[Goal]: Take down each entry exactly as written.

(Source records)
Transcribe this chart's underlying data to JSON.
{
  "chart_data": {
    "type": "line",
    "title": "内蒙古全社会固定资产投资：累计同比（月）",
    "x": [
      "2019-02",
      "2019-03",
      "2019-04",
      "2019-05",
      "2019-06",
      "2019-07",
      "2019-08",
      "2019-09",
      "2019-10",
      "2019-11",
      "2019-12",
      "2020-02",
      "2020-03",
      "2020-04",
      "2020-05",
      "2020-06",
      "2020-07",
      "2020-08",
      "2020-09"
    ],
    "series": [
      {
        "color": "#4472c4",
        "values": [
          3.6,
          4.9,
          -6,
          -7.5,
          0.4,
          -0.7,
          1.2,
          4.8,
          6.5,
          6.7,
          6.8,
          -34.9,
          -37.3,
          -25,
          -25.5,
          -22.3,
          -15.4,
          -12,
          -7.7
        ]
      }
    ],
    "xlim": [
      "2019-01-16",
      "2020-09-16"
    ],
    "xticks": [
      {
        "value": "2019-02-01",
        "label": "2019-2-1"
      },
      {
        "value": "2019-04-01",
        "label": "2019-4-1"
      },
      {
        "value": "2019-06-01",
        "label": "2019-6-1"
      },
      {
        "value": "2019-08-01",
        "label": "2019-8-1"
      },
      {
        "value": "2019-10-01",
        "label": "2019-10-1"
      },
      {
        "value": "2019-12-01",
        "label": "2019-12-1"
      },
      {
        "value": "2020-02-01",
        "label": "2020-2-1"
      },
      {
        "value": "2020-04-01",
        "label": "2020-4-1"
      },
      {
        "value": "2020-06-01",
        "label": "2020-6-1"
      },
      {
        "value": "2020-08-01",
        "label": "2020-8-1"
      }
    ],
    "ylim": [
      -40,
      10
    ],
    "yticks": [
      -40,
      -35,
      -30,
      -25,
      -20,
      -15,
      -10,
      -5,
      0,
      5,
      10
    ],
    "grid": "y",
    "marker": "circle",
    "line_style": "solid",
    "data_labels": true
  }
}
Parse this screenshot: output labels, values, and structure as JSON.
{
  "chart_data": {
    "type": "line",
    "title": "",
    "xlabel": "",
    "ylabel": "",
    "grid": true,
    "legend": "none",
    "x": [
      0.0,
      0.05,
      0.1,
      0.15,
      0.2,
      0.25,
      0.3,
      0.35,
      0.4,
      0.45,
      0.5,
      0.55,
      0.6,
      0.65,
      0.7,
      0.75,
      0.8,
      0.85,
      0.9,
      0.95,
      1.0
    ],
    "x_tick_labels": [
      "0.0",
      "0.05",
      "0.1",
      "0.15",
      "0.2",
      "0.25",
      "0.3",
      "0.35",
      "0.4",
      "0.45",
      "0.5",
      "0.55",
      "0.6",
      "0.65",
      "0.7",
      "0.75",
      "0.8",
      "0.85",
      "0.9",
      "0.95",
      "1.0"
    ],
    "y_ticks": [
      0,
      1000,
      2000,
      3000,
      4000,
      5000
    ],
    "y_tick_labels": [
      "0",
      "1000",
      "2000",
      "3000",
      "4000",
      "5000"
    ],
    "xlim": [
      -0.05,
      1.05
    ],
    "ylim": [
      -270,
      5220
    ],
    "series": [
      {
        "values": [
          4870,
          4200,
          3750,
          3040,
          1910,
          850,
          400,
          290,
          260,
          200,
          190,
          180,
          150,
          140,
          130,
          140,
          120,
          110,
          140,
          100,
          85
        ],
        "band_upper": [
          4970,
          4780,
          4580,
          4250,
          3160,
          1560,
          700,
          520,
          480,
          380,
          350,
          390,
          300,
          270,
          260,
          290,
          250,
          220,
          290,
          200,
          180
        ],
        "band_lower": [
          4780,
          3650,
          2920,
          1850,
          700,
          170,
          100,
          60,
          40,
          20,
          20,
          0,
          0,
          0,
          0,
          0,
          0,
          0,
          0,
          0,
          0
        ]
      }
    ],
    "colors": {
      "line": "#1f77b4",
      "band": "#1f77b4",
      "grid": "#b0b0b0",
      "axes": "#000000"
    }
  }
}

[Answer to this task]:
Transcribe this chart's underlying data to JSON.
{
  "chart_data": {
    "type": "line",
    "title": "内蒙古全社会固定资产投资：累计同比（月）",
    "x": [
      "2019-02",
      "2019-03",
      "2019-04",
      "2019-05",
      "2019-06",
      "2019-07",
      "2019-08",
      "2019-09",
      "2019-10",
      "2019-11",
      "2019-12",
      "2020-02",
      "2020-03",
      "2020-04",
      "2020-05",
      "2020-06",
      "2020-07",
      "2020-08",
      "2020-09"
    ],
    "series": [
      {
        "color": "#4472c4",
        "values": [
          3.6,
          4.9,
          -6,
          -7.5,
          0.4,
          -0.7,
          1.2,
          4.8,
          6.5,
          6.7,
          6.8,
          -34.9,
          -37.3,
          -25,
          -25.5,
          -22.3,
          -15.4,
          -12,
          -7.7
        ]
      }
    ],
    "xlim": [
      "2019-01-16",
      "2020-09-16"
    ],
    "xticks": [
      {
        "value": "2019-02-01",
        "label": "2019-2-1"
      },
      {
        "value": "2019-04-01",
        "label": "2019-4-1"
      },
      {
        "value": "2019-06-01",
        "label": "2019-6-1"
      },
      {
        "value": "2019-08-01",
        "label": "2019-8-1"
      },
      {
        "value": "2019-10-01",
        "label": "2019-10-1"
      },
      {
        "value": "2019-12-01",
        "label": "2019-12-1"
      },
      {
        "value": "2020-02-01",
        "label": "2020-2-1"
      },
      {
        "value": "2020-04-01",
        "label": "2020-4-1"
      },
      {
        "value": "2020-06-01",
        "label": "2020-6-1"
      },
      {
        "value": "2020-08-01",
        "label": "2020-8-1"
      }
    ],
    "ylim": [
      -40,
      10
    ],
    "yticks": [
      -40,
      -35,
      -30,
      -25,
      -20,
      -15,
      -10,
      -5,
      0,
      5,
      10
    ],
    "grid": "y",
    "marker": "circle",
    "line_style": "solid",
    "data_labels": true
  }
}
Parse this screenshot: output labels, values, and structure as JSON.
{
  "chart_data": {
    "type": "line",
    "title": "",
    "xlabel": "",
    "ylabel": "",
    "grid": true,
    "legend": "none",
    "x": [
      0.0,
      0.05,
      0.1,
      0.15,
      0.2,
      0.25,
      0.3,
      0.35,
      0.4,
      0.45,
      0.5,
      0.55,
      0.6,
      0.65,
      0.7,
      0.75,
      0.8,
      0.85,
      0.9,
      0.95,
      1.0
    ],
    "x_tick_labels": [
      "0.0",
      "0.05",
      "0.1",
      "0.15",
      "0.2",
      "0.25",
      "0.3",
      "0.35",
      "0.4",
      "0.45",
      "0.5",
      "0.55",
      "0.6",
      "0.65",
      "0.7",
      "0.75",
      "0.8",
      "0.85",
      "0.9",
      "0.95",
      "1.0"
    ],
    "y_ticks": [
      0,
      1000,
      2000,
      3000,
      4000,
      5000
    ],
    "y_tick_labels": [
      "0",
      "1000",
      "2000",
      "3000",
      "4000",
      "5000"
    ],
    "xlim": [
      -0.05,
      1.05
    ],
    "ylim": [
      -270,
      5220
    ],
    "series": [
      {
        "values": [
          4870,
          4200,
          3750,
          3040,
          1910,
          850,
          400,
          290,
          260,
          200,
          190,
          180,
          150,
          140,
          130,
          140,
          120,
          110,
          140,
          100,
          85
        ],
        "band_upper": [
          4970,
          4780,
          4580,
          4250,
          3160,
          1560,
          700,
          520,
          480,
          380,
          350,
          390,
          300,
          270,
          260,
          290,
          250,
          220,
          290,
          200,
          180
        ],
        "band_lower": [
          4780,
          3650,
          2920,
          1850,
          700,
          170,
          100,
          60,
          40,
          20,
          20,
          0,
          0,
          0,
          0,
          0,
          0,
          0,
          0,
          0,
          0
        ]
      }
    ],
    "colors": {
      "line": "#1f77b4",
      "band": "#1f77b4",
      "grid": "#b0b0b0",
      "axes": "#000000"
    }
  }
}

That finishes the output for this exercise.